Input records -
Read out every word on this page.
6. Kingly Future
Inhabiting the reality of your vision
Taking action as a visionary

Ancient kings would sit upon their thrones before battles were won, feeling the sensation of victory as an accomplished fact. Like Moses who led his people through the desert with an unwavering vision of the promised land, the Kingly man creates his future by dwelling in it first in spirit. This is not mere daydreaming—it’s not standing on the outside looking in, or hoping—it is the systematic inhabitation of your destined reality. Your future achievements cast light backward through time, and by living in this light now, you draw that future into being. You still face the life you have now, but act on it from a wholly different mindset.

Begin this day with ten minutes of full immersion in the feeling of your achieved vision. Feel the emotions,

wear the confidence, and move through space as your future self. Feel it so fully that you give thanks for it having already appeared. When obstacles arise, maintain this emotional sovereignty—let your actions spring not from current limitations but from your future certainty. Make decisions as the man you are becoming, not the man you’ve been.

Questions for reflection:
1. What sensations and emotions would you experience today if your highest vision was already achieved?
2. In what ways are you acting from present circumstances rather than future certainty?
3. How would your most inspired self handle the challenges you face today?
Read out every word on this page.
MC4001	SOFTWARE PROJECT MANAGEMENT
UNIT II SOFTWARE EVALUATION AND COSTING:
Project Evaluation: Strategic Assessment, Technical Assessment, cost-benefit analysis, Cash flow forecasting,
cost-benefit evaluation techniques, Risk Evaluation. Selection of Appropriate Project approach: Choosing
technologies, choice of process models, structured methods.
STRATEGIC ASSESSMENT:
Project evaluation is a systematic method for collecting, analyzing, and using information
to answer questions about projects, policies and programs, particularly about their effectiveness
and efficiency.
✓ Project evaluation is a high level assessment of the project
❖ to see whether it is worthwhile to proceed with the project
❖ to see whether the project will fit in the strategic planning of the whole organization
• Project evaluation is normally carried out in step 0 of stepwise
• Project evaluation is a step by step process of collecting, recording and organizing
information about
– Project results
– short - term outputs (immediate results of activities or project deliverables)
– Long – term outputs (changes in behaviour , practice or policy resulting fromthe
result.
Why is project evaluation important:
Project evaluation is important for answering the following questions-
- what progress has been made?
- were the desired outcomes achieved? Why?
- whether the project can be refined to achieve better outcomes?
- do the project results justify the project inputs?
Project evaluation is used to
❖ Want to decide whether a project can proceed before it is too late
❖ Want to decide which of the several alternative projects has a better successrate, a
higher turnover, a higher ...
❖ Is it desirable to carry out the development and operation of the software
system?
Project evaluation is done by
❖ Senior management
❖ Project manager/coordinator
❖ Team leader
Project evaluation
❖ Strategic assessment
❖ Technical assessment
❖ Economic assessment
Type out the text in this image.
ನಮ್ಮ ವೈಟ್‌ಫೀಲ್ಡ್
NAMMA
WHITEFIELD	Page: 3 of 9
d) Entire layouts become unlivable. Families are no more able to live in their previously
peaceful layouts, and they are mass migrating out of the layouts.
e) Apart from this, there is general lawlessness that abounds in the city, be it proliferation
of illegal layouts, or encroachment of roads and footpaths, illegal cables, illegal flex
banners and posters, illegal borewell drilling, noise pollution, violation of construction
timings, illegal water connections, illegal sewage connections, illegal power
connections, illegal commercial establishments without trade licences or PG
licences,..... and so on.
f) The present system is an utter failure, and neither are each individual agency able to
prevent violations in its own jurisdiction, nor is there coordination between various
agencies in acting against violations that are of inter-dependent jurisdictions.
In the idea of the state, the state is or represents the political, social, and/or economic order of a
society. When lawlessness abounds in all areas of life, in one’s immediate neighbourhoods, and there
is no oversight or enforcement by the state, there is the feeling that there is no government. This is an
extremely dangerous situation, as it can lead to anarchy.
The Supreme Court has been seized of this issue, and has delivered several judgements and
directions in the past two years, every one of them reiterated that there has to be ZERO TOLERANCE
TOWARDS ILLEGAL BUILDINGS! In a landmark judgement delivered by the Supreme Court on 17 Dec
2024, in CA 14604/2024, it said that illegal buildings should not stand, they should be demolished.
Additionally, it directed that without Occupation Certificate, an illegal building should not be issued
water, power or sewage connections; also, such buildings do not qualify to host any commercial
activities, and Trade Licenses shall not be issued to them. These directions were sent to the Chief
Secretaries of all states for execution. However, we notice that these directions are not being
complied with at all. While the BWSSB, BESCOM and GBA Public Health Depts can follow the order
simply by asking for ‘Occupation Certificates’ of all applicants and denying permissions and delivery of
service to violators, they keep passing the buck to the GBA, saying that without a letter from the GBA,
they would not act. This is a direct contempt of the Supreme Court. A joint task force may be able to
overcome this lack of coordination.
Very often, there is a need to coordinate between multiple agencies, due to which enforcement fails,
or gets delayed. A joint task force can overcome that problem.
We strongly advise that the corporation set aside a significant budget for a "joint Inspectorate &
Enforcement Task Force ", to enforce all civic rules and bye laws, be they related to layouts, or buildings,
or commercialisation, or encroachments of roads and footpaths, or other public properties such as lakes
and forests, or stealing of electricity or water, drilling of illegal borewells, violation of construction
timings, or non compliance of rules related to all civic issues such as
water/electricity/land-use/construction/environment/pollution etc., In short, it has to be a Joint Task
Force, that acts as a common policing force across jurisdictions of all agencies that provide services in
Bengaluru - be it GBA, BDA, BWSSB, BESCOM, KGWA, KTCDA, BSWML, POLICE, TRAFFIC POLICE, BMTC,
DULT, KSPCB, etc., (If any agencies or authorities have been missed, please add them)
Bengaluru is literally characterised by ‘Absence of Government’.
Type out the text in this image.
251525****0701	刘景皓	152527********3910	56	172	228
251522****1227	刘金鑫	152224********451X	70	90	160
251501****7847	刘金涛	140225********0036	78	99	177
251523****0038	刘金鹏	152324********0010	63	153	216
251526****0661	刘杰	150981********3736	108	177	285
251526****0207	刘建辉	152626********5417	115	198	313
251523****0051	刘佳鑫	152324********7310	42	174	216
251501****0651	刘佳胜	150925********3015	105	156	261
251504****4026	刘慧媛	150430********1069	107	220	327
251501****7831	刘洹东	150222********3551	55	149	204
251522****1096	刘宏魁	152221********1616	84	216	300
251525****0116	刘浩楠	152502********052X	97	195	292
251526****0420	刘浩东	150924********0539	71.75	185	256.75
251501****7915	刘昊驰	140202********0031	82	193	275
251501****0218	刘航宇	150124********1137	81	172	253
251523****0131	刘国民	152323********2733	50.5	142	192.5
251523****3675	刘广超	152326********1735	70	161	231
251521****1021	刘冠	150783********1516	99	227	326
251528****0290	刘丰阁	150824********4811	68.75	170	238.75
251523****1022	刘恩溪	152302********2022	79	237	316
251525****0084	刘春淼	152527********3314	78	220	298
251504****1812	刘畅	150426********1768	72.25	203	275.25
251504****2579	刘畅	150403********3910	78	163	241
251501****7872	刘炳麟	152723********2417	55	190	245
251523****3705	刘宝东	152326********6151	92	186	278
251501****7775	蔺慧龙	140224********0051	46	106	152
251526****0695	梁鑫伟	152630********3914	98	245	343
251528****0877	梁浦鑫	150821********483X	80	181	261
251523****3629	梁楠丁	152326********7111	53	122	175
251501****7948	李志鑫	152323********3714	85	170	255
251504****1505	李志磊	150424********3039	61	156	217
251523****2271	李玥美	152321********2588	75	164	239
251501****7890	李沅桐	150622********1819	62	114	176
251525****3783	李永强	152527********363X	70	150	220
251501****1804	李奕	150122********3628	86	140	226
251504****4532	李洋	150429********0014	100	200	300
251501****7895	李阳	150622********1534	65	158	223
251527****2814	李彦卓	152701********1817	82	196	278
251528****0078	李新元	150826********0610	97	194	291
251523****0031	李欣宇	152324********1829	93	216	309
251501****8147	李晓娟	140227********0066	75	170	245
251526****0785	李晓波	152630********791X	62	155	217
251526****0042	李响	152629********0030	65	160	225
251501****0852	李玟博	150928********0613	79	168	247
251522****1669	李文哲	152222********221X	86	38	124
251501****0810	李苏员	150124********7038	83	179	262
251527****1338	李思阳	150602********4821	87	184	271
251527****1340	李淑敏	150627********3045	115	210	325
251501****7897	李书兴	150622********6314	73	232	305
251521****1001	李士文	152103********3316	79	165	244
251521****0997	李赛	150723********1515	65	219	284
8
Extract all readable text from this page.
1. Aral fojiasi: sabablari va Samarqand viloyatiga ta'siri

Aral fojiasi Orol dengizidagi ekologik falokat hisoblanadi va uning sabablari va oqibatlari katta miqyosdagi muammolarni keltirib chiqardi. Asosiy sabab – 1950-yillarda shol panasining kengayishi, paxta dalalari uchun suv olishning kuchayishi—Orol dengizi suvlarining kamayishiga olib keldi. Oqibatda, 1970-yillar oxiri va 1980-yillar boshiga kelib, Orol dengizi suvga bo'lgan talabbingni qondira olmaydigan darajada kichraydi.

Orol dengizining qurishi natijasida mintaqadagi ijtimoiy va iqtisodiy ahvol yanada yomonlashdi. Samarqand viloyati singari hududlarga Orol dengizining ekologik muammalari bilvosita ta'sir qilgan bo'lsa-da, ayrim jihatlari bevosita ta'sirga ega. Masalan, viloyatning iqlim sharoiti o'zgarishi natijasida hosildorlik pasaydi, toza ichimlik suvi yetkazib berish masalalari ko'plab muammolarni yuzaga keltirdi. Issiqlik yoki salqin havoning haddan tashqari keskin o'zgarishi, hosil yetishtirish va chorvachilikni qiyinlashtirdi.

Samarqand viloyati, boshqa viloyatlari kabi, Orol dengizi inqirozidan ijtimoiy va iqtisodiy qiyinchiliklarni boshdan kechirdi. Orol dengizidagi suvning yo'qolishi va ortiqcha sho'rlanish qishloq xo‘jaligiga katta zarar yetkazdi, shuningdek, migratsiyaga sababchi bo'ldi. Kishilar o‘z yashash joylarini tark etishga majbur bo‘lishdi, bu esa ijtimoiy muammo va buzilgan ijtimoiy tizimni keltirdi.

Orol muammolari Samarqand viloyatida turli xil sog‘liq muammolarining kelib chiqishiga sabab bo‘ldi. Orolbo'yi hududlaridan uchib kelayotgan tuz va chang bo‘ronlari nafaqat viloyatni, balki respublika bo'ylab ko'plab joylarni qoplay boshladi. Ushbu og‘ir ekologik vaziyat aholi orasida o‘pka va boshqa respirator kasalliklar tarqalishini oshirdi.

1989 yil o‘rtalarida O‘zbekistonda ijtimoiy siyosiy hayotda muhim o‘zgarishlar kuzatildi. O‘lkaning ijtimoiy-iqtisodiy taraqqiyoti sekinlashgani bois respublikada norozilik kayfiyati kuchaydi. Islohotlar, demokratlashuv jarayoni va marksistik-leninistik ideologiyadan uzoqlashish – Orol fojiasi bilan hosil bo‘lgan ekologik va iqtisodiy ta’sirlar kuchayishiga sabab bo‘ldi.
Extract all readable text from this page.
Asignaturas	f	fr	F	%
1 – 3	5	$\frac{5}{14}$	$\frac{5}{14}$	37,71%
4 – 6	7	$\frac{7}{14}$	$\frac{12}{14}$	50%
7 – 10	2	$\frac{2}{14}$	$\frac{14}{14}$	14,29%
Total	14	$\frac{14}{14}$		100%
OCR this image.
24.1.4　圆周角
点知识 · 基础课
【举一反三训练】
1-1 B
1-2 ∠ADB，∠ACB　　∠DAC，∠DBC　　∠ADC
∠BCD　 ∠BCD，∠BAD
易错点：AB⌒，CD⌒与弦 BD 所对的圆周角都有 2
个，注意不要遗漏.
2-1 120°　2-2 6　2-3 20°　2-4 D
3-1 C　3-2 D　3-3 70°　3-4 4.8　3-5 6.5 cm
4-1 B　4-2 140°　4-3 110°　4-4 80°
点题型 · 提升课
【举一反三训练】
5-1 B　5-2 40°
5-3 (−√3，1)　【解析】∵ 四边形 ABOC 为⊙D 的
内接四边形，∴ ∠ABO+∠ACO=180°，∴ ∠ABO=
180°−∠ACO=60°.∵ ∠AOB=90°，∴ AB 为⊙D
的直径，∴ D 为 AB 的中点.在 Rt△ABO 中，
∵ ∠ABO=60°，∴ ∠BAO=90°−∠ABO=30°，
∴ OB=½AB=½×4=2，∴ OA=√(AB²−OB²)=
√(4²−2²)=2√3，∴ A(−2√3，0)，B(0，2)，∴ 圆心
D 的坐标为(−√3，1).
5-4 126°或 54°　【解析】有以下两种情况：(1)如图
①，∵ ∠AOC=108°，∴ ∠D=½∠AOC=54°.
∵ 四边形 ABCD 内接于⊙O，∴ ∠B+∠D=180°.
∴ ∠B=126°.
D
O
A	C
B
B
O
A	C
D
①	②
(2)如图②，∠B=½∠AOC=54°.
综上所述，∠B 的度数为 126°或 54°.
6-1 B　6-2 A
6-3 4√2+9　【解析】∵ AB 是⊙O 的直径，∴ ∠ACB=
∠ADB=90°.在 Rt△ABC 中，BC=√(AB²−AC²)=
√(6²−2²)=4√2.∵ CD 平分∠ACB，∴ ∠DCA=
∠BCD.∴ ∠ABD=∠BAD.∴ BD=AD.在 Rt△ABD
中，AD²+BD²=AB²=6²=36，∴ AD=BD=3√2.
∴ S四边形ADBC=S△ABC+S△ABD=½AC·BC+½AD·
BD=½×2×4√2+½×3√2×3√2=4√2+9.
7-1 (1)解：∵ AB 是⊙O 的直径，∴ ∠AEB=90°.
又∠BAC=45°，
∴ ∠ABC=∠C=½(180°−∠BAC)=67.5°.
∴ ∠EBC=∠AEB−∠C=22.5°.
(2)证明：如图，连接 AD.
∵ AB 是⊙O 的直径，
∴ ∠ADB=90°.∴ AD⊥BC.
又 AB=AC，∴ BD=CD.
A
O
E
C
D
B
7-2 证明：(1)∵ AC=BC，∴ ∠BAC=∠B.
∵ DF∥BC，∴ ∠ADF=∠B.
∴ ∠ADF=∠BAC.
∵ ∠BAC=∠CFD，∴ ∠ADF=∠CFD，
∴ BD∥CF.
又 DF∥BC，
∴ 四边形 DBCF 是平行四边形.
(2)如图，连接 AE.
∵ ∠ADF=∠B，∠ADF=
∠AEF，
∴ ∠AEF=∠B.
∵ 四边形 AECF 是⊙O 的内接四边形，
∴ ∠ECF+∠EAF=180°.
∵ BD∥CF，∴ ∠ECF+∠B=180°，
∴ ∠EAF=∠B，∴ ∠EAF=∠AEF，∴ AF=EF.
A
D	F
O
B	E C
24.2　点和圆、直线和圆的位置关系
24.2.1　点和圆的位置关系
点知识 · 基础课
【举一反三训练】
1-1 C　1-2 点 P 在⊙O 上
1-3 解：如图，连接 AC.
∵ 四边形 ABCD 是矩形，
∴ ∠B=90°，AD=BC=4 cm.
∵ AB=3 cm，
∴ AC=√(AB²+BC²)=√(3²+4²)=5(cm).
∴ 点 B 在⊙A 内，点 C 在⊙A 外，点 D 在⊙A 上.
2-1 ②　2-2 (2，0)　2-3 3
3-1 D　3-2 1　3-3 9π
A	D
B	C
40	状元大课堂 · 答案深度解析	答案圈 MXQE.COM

Aim -
Pull out each line of the entries that contains "through".

Answer for this exercise -
Ancient kings would sit upon their thrones before battles were won, feeling the sensation of victory as an accomplished fact. Like Moses who led his people through the desert with an unwavering vision of the promised land, the Kingly man creates his future by dwelling in it first in spirit. This is not mere daydreaming—it’s not standing on the outside looking in, or hoping—it is the systematic inhabitation of your destined reality. Your future achievements cast light backward through time, and by living in this light now, you draw that future into being. You still face the life you have now, but act on it from a wholly different mindset.
wear the confidence, and move through space as your future self. Feel it so fully that you give thanks for it having already appeared. When obstacles arise, maintain this emotional sovereignty—let your actions spring not from current limitations but from your future certainty. Make decisions as the man you are becoming, not the man you’ve been.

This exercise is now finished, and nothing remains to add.